** EXCERPTED DATA follows **

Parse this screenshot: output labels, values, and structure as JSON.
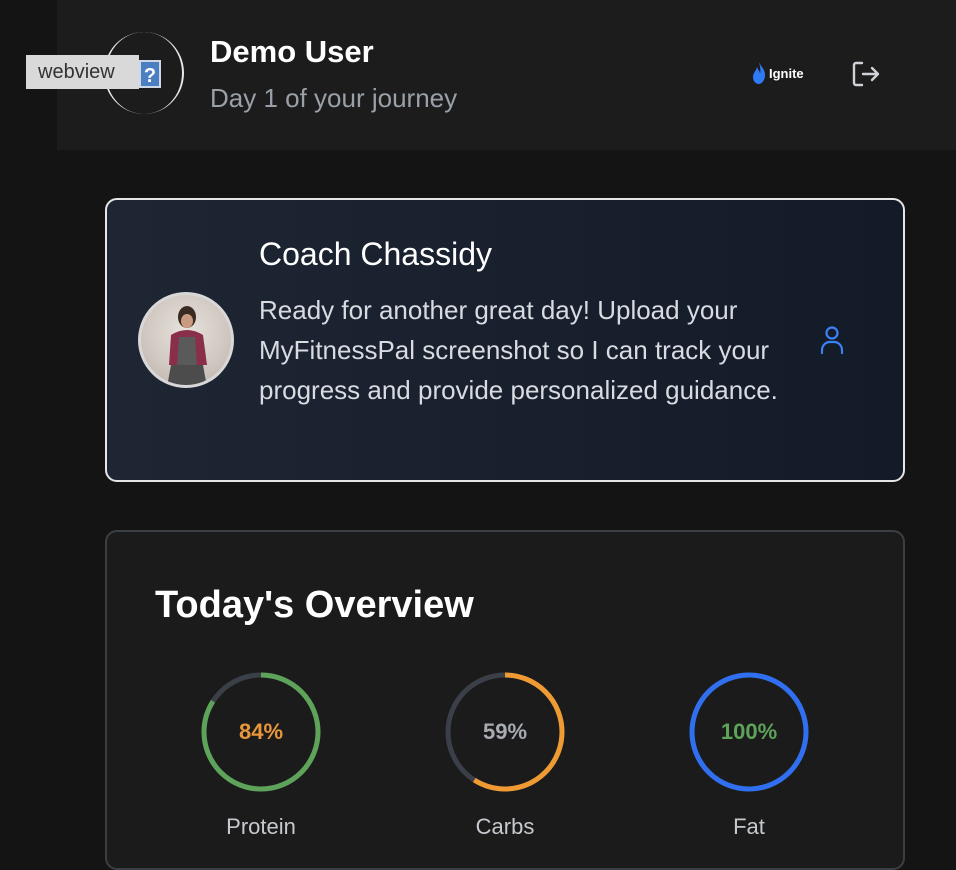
{
  "header": {
    "webview_label": "webview",
    "broken_image_glyph": "?",
    "user_name": "Demo User",
    "user_subtitle": "Day 1 of your journey",
    "brand_name": "Ignite",
    "logout_icon": "logout-icon"
  },
  "coach": {
    "name": "Coach Chassidy",
    "message": "Ready for another great day! Upload your MyFitnessPal screenshot so I can track your progress and provide personalized guidance.",
    "profile_icon": "person-icon"
  },
  "overview": {
    "title": "Today's Overview",
    "macros": [
      {
        "label": "Protein",
        "percent_text": "84%",
        "fraction": 0.84,
        "ring_color": "#5ea35a",
        "track_color": "#3a3f48",
        "text_color": "#e8963a"
      },
      {
        "label": "Carbs",
        "percent_text": "59%",
        "fraction": 0.59,
        "ring_color": "#f09a34",
        "track_color": "#3a3f48",
        "text_color": "#a7abb2"
      },
      {
        "label": "Fat",
        "percent_text": "100%",
        "fraction": 1.0,
        "ring_color": "#2f6ff0",
        "track_color": "#3a3f48",
        "text_color": "#5ea35a"
      }
    ]
  },
  "colors": {
    "background": "#141414",
    "accent_blue": "#3b82f6",
    "protein_ring": "#5ea35a"
  }
}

** End of EXCERPTED DATA **

◆ WHAT NEEDS TO BE DONE
Number of lines above containing the word "your": state it and add nothing else.

◆ RESULT OF THE TASK
2